Requirements: Skip the images and return the records below exactly.

======== Information shown

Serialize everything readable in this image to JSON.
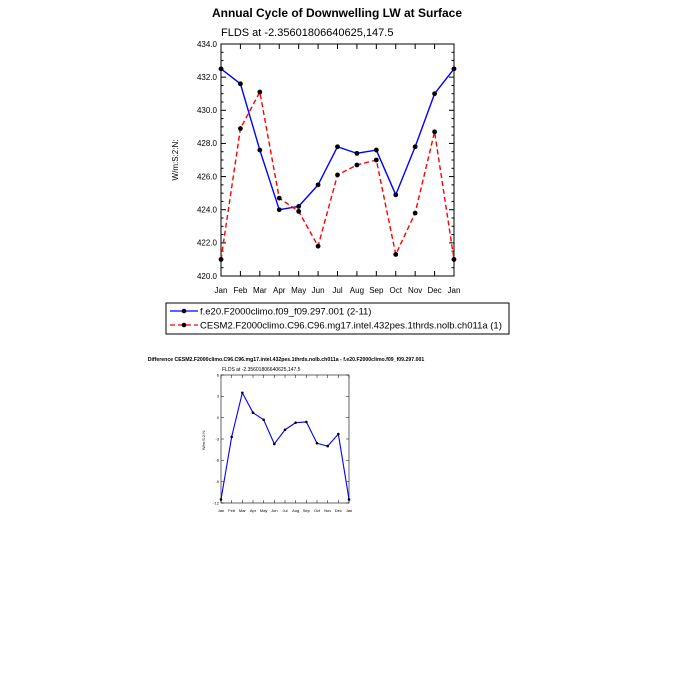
{
  "chart_data": [
    {
      "type": "line",
      "title": "Annual Cycle of Downwelling LW at Surface",
      "subtitle": "FLDS at -2.35601806640625,147.5",
      "xlabel": "",
      "ylabel": "W/m:S:2:N:",
      "categories": [
        "Jan",
        "Feb",
        "Mar",
        "Apr",
        "May",
        "Jun",
        "Jul",
        "Aug",
        "Sep",
        "Oct",
        "Nov",
        "Dec",
        "Jan"
      ],
      "ylim": [
        420,
        434
      ],
      "yticks": [
        420,
        422,
        424,
        426,
        428,
        430,
        432,
        434
      ],
      "ytick_labels": [
        "420.0",
        "422.0",
        "424.0",
        "426.0",
        "428.0",
        "430.0",
        "432.0",
        "434.0"
      ],
      "legend_position": "bottom",
      "series": [
        {
          "name": "f.e20.F2000climo.f09_f09.297.001 (2-11)",
          "color": "#0000ff",
          "dash": "solid",
          "values": [
            432.5,
            431.6,
            427.6,
            424.0,
            424.2,
            425.5,
            427.8,
            427.4,
            427.6,
            424.9,
            427.8,
            431.0,
            432.5
          ]
        },
        {
          "name": "CESM2.F2000climo.C96.C96.mg17.intel.432pes.1thrds.nolb.ch011a (1)",
          "color": "#ff0000",
          "dash": "dashed",
          "values": [
            421.0,
            428.9,
            431.1,
            424.7,
            423.9,
            421.8,
            426.1,
            426.7,
            427.0,
            421.3,
            423.8,
            428.7,
            421.0
          ]
        }
      ]
    },
    {
      "type": "line",
      "title": "Difference CESM2.F2000climo.C96.C96.mg17.intel.432pes.1thrds.nolb.ch011a - f.e20.F2000climo.f09_f09.297.001",
      "subtitle": "FLDS at -2.35601806640625,147.5",
      "xlabel": "",
      "ylabel": "W/m:S:2:N:",
      "categories": [
        "Jan",
        "Feb",
        "Mar",
        "Apr",
        "May",
        "Jun",
        "Jul",
        "Aug",
        "Sep",
        "Oct",
        "Nov",
        "Dec",
        "Jan"
      ],
      "ylim": [
        -12,
        6
      ],
      "yticks": [
        -12,
        -9,
        -6,
        -3,
        0,
        3,
        6
      ],
      "ytick_labels": [
        "-12",
        "-9",
        "-6",
        "-3",
        "0",
        "3",
        "6"
      ],
      "series": [
        {
          "color": "#0000ff",
          "dash": "solid",
          "values": [
            -11.5,
            -2.7,
            3.5,
            0.7,
            -0.3,
            -3.7,
            -1.7,
            -0.7,
            -0.6,
            -3.6,
            -4.0,
            -2.3,
            -11.5
          ]
        }
      ]
    }
  ]
}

================

Answer to the task:
Serialize everything readable in this image to JSON.
{
  "chart_data": [
    {
      "type": "line",
      "title": "Annual Cycle of Downwelling LW at Surface",
      "subtitle": "FLDS at -2.35601806640625,147.5",
      "xlabel": "",
      "ylabel": "W/m:S:2:N:",
      "categories": [
        "Jan",
        "Feb",
        "Mar",
        "Apr",
        "May",
        "Jun",
        "Jul",
        "Aug",
        "Sep",
        "Oct",
        "Nov",
        "Dec",
        "Jan"
      ],
      "ylim": [
        420,
        434
      ],
      "yticks": [
        420,
        422,
        424,
        426,
        428,
        430,
        432,
        434
      ],
      "ytick_labels": [
        "420.0",
        "422.0",
        "424.0",
        "426.0",
        "428.0",
        "430.0",
        "432.0",
        "434.0"
      ],
      "legend_position": "bottom",
      "series": [
        {
          "name": "f.e20.F2000climo.f09_f09.297.001 (2-11)",
          "color": "#0000ff",
          "dash": "solid",
          "values": [
            432.5,
            431.6,
            427.6,
            424.0,
            424.2,
            425.5,
            427.8,
            427.4,
            427.6,
            424.9,
            427.8,
            431.0,
            432.5
          ]
        },
        {
          "name": "CESM2.F2000climo.C96.C96.mg17.intel.432pes.1thrds.nolb.ch011a (1)",
          "color": "#ff0000",
          "dash": "dashed",
          "values": [
            421.0,
            428.9,
            431.1,
            424.7,
            423.9,
            421.8,
            426.1,
            426.7,
            427.0,
            421.3,
            423.8,
            428.7,
            421.0
          ]
        }
      ]
    },
    {
      "type": "line",
      "title": "Difference CESM2.F2000climo.C96.C96.mg17.intel.432pes.1thrds.nolb.ch011a - f.e20.F2000climo.f09_f09.297.001",
      "subtitle": "FLDS at -2.35601806640625,147.5",
      "xlabel": "",
      "ylabel": "W/m:S:2:N:",
      "categories": [
        "Jan",
        "Feb",
        "Mar",
        "Apr",
        "May",
        "Jun",
        "Jul",
        "Aug",
        "Sep",
        "Oct",
        "Nov",
        "Dec",
        "Jan"
      ],
      "ylim": [
        -12,
        6
      ],
      "yticks": [
        -12,
        -9,
        -6,
        -3,
        0,
        3,
        6
      ],
      "ytick_labels": [
        "-12",
        "-9",
        "-6",
        "-3",
        "0",
        "3",
        "6"
      ],
      "series": [
        {
          "color": "#0000ff",
          "dash": "solid",
          "values": [
            -11.5,
            -2.7,
            3.5,
            0.7,
            -0.3,
            -3.7,
            -1.7,
            -0.7,
            -0.6,
            -3.6,
            -4.0,
            -2.3,
            -11.5
          ]
        }
      ]
    }
  ]
}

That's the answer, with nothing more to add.